---------- PROVIDED DATA ----------
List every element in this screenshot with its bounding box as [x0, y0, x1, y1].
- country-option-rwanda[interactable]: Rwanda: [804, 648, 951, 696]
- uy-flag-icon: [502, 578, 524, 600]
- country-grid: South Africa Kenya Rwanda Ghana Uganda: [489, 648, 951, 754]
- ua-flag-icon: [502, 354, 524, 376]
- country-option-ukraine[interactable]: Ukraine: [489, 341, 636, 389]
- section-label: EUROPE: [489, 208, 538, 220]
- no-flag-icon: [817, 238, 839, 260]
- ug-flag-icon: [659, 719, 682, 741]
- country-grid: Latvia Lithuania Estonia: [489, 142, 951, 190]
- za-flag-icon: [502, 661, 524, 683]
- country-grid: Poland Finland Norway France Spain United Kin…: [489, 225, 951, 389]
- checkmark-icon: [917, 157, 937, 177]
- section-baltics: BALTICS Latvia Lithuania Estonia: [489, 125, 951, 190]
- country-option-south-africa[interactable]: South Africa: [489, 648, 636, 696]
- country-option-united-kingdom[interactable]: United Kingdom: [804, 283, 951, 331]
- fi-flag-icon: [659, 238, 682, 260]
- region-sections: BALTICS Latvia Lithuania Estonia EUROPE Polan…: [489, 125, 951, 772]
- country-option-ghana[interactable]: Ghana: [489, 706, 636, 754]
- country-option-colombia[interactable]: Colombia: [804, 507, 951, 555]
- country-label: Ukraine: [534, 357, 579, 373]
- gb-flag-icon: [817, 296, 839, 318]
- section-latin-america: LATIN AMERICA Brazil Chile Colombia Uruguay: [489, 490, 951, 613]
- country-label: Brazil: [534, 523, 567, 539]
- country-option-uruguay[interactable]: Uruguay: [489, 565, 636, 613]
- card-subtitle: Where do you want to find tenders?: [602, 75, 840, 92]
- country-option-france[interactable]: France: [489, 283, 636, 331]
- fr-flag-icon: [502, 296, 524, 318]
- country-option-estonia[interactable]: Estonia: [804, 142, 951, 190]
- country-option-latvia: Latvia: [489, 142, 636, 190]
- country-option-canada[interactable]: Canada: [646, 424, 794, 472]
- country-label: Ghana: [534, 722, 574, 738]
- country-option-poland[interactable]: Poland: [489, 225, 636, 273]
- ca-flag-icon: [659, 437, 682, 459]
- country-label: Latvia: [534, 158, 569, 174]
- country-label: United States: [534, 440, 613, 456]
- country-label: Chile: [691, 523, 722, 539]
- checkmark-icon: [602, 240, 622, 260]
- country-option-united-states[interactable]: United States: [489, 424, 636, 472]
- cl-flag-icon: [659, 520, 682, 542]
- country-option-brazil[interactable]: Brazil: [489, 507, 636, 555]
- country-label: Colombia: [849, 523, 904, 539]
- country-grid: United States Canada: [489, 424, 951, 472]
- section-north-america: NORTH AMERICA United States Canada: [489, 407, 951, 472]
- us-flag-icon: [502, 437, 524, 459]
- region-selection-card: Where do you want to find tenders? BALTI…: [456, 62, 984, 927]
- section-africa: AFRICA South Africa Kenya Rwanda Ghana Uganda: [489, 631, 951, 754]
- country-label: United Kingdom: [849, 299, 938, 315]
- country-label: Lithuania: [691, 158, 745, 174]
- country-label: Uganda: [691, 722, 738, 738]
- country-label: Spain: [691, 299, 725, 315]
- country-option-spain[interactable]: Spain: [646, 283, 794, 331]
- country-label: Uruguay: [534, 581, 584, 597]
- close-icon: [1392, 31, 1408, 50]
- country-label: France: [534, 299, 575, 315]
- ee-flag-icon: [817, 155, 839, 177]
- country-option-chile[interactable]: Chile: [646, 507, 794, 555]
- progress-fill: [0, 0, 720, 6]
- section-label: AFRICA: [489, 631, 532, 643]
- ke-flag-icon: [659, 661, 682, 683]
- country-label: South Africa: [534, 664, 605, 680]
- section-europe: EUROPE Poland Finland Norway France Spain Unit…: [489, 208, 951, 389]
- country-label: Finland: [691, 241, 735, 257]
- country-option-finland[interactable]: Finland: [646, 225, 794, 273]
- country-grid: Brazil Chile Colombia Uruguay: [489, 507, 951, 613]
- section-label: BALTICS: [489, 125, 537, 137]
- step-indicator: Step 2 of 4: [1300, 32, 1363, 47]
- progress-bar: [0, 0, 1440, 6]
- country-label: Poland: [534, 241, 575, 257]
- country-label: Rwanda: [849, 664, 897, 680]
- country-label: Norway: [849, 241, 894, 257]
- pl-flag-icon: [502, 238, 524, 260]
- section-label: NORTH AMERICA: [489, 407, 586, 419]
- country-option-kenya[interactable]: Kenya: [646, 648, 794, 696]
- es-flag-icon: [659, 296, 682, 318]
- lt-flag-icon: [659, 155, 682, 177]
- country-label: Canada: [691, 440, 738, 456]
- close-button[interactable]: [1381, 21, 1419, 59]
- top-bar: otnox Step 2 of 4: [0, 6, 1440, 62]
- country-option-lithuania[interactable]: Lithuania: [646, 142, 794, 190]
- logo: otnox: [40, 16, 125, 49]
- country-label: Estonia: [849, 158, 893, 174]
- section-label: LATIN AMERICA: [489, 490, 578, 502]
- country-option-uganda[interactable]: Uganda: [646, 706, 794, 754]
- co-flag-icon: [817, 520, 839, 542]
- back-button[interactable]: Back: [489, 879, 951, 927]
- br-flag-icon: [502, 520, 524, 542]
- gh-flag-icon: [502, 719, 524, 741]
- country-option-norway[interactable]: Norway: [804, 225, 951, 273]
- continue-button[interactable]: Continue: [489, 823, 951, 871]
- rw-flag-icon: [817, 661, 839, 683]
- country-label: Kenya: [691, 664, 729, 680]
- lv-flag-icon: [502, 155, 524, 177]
----------
▸ **EXERCISE INSTRUCTIONS**: Rewrite the entries, swapping each "country-label" for "country-name" and leaving everything else unchanged.

▸ **WRITTEN RESPONSE**:
List every element in this screenshot with its bounding box as [x0, y0, x1, y1].
- country-option-rwanda[interactable]: Rwanda: [804, 648, 951, 696]
- uy-flag-icon: [502, 578, 524, 600]
- country-grid: South Africa Kenya Rwanda Ghana Uganda: [489, 648, 951, 754]
- ua-flag-icon: [502, 354, 524, 376]
- country-option-ukraine[interactable]: Ukraine: [489, 341, 636, 389]
- section-label: EUROPE: [489, 208, 538, 220]
- no-flag-icon: [817, 238, 839, 260]
- ug-flag-icon: [659, 719, 682, 741]
- country-grid: Latvia Lithuania Estonia: [489, 142, 951, 190]
- za-flag-icon: [502, 661, 524, 683]
- country-grid: Poland Finland Norway France Spain United Kin…: [489, 225, 951, 389]
- checkmark-icon: [917, 157, 937, 177]
- section-baltics: BALTICS Latvia Lithuania Estonia: [489, 125, 951, 190]
- country-option-south-africa[interactable]: South Africa: [489, 648, 636, 696]
- country-option-united-kingdom[interactable]: United Kingdom: [804, 283, 951, 331]
- fi-flag-icon: [659, 238, 682, 260]
- region-sections: BALTICS Latvia Lithuania Estonia EUROPE Polan…: [489, 125, 951, 772]
- country-option-ghana[interactable]: Ghana: [489, 706, 636, 754]
- country-option-colombia[interactable]: Colombia: [804, 507, 951, 555]
- country-name: Ukraine: [534, 357, 579, 373]
- gb-flag-icon: [817, 296, 839, 318]
- section-latin-america: LATIN AMERICA Brazil Chile Colombia Uruguay: [489, 490, 951, 613]
- country-name: Brazil: [534, 523, 567, 539]
- country-option-uruguay[interactable]: Uruguay: [489, 565, 636, 613]
- card-subtitle: Where do you want to find tenders?: [602, 75, 840, 92]
- country-option-france[interactable]: France: [489, 283, 636, 331]
- fr-flag-icon: [502, 296, 524, 318]
- country-option-estonia[interactable]: Estonia: [804, 142, 951, 190]
- country-option-latvia: Latvia: [489, 142, 636, 190]
- country-option-canada[interactable]: Canada: [646, 424, 794, 472]
- country-name: Ghana: [534, 722, 574, 738]
- country-option-poland[interactable]: Poland: [489, 225, 636, 273]
- ca-flag-icon: [659, 437, 682, 459]
- country-name: Latvia: [534, 158, 569, 174]
- country-name: United States: [534, 440, 613, 456]
- country-name: Chile: [691, 523, 722, 539]
- checkmark-icon: [602, 240, 622, 260]
- country-option-united-states[interactable]: United States: [489, 424, 636, 472]
- cl-flag-icon: [659, 520, 682, 542]
- country-option-brazil[interactable]: Brazil: [489, 507, 636, 555]
- country-name: Colombia: [849, 523, 904, 539]
- country-grid: United States Canada: [489, 424, 951, 472]
- section-north-america: NORTH AMERICA United States Canada: [489, 407, 951, 472]
- us-flag-icon: [502, 437, 524, 459]
- region-selection-card: Where do you want to find tenders? BALTI…: [456, 62, 984, 927]
- section-africa: AFRICA South Africa Kenya Rwanda Ghana Uganda: [489, 631, 951, 754]
- country-name: United Kingdom: [849, 299, 938, 315]
- country-name: Lithuania: [691, 158, 745, 174]
- country-name: Uganda: [691, 722, 738, 738]
- country-name: Spain: [691, 299, 725, 315]
- country-option-spain[interactable]: Spain: [646, 283, 794, 331]
- country-name: Uruguay: [534, 581, 584, 597]
- close-icon: [1392, 31, 1408, 50]
- country-name: France: [534, 299, 575, 315]
- ee-flag-icon: [817, 155, 839, 177]
- country-option-chile[interactable]: Chile: [646, 507, 794, 555]
- progress-fill: [0, 0, 720, 6]
- section-label: AFRICA: [489, 631, 532, 643]
- ke-flag-icon: [659, 661, 682, 683]
- country-name: South Africa: [534, 664, 605, 680]
- section-europe: EUROPE Poland Finland Norway France Spain Unit…: [489, 208, 951, 389]
- country-name: Finland: [691, 241, 735, 257]
- country-option-finland[interactable]: Finland: [646, 225, 794, 273]
- country-grid: Brazil Chile Colombia Uruguay: [489, 507, 951, 613]
- section-label: BALTICS: [489, 125, 537, 137]
- step-indicator: Step 2 of 4: [1300, 32, 1363, 47]
- progress-bar: [0, 0, 1440, 6]
- country-name: Poland: [534, 241, 575, 257]
- country-name: Rwanda: [849, 664, 897, 680]
- country-name: Norway: [849, 241, 894, 257]
- pl-flag-icon: [502, 238, 524, 260]
- section-label: NORTH AMERICA: [489, 407, 586, 419]
- country-option-kenya[interactable]: Kenya: [646, 648, 794, 696]
- es-flag-icon: [659, 296, 682, 318]
- lt-flag-icon: [659, 155, 682, 177]
- country-name: Canada: [691, 440, 738, 456]
- close-button[interactable]: [1381, 21, 1419, 59]
- top-bar: otnox Step 2 of 4: [0, 6, 1440, 62]
- country-option-lithuania[interactable]: Lithuania: [646, 142, 794, 190]
- logo: otnox: [40, 16, 125, 49]
- country-name: Estonia: [849, 158, 893, 174]
- section-label: LATIN AMERICA: [489, 490, 578, 502]
- country-option-uganda[interactable]: Uganda: [646, 706, 794, 754]
- co-flag-icon: [817, 520, 839, 542]
- back-button[interactable]: Back: [489, 879, 951, 927]
- br-flag-icon: [502, 520, 524, 542]
- gh-flag-icon: [502, 719, 524, 741]
- country-option-norway[interactable]: Norway: [804, 225, 951, 273]
- continue-button[interactable]: Continue: [489, 823, 951, 871]
- rw-flag-icon: [817, 661, 839, 683]
- country-name: Kenya: [691, 664, 729, 680]
- lv-flag-icon: [502, 155, 524, 177]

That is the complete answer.